Extract each line from the entries below that has the string "content" in it.

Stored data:
>> begin
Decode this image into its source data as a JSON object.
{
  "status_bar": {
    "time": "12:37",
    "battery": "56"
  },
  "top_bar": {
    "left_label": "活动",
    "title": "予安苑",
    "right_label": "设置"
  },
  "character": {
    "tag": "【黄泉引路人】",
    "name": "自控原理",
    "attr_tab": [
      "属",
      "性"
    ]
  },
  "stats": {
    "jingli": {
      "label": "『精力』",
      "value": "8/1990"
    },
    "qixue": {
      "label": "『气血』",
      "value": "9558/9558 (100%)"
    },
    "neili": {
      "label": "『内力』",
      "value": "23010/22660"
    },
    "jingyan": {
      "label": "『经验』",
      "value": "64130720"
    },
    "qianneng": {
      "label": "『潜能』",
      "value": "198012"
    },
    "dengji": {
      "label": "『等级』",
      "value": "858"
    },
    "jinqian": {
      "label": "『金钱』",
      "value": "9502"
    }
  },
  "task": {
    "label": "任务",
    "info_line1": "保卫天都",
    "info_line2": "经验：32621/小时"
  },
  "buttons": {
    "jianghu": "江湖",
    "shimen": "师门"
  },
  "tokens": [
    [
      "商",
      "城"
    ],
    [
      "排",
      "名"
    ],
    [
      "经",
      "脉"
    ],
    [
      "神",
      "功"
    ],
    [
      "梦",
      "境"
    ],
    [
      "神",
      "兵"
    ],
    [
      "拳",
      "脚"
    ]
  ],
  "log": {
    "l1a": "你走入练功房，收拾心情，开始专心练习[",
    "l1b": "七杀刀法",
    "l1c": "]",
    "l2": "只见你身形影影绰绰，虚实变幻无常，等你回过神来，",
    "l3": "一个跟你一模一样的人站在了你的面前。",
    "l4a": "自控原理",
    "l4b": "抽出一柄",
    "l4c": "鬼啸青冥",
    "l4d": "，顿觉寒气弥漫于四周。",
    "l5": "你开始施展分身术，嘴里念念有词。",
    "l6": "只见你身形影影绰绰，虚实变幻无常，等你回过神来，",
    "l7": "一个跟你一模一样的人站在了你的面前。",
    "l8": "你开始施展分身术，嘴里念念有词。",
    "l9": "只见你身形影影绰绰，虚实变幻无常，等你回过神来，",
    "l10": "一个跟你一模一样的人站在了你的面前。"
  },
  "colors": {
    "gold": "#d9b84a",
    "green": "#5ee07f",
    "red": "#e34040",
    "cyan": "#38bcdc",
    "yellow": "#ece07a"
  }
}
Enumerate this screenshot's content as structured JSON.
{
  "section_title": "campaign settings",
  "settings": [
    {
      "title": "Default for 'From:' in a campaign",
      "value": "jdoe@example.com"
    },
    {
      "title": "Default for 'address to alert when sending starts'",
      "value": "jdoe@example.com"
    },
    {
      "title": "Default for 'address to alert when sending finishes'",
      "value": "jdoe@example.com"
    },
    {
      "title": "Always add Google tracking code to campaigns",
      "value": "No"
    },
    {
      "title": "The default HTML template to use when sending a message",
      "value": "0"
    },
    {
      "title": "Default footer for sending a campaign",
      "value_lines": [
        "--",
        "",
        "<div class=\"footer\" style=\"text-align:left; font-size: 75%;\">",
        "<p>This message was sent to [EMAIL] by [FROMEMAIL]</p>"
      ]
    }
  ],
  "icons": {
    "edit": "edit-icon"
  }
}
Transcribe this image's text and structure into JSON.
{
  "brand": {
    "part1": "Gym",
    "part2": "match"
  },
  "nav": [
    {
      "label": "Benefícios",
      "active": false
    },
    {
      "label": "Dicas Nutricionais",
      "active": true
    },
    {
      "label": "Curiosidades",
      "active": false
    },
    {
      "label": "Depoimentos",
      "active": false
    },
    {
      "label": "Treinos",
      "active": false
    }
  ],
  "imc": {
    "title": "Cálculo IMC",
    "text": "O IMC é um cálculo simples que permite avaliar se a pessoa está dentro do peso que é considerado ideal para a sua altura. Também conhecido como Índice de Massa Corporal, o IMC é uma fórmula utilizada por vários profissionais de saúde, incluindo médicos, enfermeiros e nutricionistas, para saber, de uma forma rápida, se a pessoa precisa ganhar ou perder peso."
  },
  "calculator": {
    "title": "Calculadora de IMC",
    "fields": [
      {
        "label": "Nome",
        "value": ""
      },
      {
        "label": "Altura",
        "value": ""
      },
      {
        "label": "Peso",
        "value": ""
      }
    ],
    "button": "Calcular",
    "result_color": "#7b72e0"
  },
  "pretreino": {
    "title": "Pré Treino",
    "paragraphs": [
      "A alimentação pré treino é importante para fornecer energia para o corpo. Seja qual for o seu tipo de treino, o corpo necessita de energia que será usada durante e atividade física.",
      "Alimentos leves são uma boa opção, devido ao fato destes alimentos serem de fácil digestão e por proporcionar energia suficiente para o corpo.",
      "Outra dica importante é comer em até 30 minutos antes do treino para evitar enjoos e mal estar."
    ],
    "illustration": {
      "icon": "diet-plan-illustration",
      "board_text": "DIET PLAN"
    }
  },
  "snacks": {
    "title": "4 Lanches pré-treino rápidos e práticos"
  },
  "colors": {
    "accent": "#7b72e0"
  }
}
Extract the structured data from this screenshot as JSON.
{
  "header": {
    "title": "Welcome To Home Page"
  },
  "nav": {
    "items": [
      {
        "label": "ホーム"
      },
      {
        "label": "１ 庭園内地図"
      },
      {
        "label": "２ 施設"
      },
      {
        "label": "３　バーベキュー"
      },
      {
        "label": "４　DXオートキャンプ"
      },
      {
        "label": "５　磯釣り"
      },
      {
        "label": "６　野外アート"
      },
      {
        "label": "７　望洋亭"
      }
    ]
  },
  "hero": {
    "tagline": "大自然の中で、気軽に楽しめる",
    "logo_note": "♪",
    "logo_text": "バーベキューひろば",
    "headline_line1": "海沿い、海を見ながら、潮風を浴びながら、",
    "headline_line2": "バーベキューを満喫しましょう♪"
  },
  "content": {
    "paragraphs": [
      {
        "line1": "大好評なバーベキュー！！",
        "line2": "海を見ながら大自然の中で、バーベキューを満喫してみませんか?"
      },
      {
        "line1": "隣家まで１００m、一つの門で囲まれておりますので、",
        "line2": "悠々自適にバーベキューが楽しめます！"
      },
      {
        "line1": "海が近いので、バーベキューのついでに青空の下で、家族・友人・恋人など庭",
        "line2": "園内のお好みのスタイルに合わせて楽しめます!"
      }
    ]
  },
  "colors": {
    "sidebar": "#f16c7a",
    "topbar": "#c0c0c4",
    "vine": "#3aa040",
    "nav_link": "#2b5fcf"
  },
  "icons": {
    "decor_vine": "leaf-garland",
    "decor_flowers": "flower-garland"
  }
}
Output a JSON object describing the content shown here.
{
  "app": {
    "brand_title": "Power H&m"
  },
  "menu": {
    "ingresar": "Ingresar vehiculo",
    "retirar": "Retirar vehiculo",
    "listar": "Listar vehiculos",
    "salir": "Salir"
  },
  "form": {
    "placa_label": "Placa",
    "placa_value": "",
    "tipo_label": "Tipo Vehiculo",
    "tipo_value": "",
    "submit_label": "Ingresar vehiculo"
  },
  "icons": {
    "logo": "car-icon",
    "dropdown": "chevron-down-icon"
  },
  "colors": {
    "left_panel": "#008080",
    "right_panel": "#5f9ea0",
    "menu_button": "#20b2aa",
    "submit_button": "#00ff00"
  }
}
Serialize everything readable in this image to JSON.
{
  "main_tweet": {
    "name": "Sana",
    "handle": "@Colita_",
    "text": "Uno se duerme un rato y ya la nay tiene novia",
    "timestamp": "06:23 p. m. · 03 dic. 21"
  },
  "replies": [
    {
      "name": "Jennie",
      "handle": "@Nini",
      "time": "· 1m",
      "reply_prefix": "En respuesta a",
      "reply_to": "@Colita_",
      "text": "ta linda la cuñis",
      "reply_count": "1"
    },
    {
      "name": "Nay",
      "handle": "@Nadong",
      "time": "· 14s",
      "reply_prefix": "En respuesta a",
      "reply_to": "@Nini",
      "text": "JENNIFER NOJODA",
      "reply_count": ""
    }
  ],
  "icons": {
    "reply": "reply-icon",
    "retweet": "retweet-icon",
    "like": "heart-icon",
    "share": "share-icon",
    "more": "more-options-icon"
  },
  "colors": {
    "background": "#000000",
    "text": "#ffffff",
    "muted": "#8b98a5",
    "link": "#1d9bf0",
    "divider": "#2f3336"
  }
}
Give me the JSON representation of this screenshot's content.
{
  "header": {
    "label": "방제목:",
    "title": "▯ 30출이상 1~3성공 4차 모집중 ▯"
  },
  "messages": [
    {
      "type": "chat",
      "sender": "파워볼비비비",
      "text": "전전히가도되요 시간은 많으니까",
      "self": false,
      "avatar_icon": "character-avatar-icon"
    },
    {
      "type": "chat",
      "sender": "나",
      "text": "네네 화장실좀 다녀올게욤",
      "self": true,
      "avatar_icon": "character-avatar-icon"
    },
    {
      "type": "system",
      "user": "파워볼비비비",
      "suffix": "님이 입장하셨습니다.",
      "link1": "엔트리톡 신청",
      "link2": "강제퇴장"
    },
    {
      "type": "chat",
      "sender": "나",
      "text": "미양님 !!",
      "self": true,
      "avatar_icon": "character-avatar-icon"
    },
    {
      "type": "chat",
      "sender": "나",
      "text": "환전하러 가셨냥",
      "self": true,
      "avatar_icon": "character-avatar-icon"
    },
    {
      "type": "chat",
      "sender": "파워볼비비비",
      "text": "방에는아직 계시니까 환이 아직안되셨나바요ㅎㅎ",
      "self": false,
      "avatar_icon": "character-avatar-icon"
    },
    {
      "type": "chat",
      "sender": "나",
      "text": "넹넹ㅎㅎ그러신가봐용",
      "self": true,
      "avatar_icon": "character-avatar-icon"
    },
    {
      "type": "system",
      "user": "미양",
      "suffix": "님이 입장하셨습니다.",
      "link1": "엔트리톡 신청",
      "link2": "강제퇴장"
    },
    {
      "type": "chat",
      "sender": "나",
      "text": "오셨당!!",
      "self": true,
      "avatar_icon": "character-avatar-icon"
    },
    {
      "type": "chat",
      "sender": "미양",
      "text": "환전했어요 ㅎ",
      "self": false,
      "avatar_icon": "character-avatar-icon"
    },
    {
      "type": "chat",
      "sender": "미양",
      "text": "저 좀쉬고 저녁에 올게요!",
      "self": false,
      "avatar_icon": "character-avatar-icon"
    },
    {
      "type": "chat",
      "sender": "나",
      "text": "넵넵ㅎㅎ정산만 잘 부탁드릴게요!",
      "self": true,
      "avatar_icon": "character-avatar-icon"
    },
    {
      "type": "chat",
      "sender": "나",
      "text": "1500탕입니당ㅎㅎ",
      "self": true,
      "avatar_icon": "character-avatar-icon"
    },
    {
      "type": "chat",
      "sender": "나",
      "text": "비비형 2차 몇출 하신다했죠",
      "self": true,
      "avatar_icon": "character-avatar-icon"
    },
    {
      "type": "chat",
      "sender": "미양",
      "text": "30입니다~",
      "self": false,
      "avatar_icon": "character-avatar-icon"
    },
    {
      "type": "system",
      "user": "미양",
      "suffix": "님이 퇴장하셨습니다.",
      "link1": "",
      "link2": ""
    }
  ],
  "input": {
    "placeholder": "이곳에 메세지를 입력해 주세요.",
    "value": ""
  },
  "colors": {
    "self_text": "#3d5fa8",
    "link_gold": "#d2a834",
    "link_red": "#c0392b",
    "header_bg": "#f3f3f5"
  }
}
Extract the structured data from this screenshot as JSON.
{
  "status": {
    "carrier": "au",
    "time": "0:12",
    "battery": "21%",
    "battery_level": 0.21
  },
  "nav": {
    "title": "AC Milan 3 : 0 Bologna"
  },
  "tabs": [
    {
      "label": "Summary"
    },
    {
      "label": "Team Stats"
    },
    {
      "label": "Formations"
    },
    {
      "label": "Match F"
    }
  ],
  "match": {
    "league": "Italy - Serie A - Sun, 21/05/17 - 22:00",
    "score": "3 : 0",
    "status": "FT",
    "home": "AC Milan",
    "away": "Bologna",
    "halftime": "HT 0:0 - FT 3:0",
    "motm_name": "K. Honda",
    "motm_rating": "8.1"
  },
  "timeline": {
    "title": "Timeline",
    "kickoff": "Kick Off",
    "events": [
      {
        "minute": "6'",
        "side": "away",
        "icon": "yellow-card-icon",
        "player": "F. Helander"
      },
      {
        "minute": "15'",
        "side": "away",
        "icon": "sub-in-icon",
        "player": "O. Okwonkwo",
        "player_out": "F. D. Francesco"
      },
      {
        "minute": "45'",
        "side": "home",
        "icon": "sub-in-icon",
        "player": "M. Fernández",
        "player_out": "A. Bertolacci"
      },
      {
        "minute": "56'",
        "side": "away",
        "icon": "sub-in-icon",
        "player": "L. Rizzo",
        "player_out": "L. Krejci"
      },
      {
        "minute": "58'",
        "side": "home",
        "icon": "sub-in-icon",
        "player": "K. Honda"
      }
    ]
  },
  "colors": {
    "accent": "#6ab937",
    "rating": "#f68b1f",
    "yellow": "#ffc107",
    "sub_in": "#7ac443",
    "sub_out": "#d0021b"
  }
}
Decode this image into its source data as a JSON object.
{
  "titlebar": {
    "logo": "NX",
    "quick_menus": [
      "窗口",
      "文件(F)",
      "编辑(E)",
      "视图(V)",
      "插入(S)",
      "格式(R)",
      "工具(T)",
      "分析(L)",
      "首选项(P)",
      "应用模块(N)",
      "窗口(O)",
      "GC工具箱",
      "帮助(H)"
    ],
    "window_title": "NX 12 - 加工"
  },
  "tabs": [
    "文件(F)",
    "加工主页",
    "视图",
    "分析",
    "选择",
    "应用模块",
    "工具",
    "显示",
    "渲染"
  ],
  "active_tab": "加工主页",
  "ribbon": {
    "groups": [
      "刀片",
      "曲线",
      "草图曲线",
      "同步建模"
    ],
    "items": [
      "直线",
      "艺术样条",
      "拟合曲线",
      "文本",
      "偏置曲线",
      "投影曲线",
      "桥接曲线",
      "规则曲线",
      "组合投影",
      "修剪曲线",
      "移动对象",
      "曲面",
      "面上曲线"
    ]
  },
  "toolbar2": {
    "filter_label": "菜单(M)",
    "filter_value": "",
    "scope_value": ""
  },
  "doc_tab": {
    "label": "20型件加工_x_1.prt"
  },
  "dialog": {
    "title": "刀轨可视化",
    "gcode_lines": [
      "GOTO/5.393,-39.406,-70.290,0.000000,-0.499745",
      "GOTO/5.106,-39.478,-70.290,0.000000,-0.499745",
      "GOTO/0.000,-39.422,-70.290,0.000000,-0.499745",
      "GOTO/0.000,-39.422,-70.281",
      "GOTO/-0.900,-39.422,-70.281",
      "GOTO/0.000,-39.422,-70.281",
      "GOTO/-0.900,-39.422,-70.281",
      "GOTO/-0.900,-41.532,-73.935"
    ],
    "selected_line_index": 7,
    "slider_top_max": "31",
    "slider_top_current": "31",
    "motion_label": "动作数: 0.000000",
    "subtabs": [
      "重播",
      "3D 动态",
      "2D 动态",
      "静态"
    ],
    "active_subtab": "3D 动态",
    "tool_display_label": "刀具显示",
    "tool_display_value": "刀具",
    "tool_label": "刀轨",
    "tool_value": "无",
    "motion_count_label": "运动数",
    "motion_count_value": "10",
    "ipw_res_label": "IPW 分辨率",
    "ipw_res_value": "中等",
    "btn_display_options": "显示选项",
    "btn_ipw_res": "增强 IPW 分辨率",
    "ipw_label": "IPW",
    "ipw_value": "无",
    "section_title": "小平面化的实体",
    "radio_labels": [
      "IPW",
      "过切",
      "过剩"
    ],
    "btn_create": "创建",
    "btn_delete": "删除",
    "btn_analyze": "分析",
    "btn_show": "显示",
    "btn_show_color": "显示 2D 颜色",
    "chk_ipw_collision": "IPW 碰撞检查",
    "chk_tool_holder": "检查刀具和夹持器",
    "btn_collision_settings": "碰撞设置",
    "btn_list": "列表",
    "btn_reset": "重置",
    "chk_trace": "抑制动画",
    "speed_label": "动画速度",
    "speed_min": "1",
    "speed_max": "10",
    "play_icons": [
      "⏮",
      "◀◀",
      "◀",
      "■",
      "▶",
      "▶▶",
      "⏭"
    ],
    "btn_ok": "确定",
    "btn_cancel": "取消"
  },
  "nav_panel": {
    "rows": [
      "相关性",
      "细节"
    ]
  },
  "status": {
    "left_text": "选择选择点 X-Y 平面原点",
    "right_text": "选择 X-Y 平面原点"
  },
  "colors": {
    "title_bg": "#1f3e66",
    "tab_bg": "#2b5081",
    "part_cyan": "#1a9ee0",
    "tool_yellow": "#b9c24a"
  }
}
>> end
▶ **RESULT BELOW**
Enumerate this screenshot's content as structured JSON.
  "content": {
Output a JSON object describing the content shown here.
Give me the JSON representation of this screenshot's content.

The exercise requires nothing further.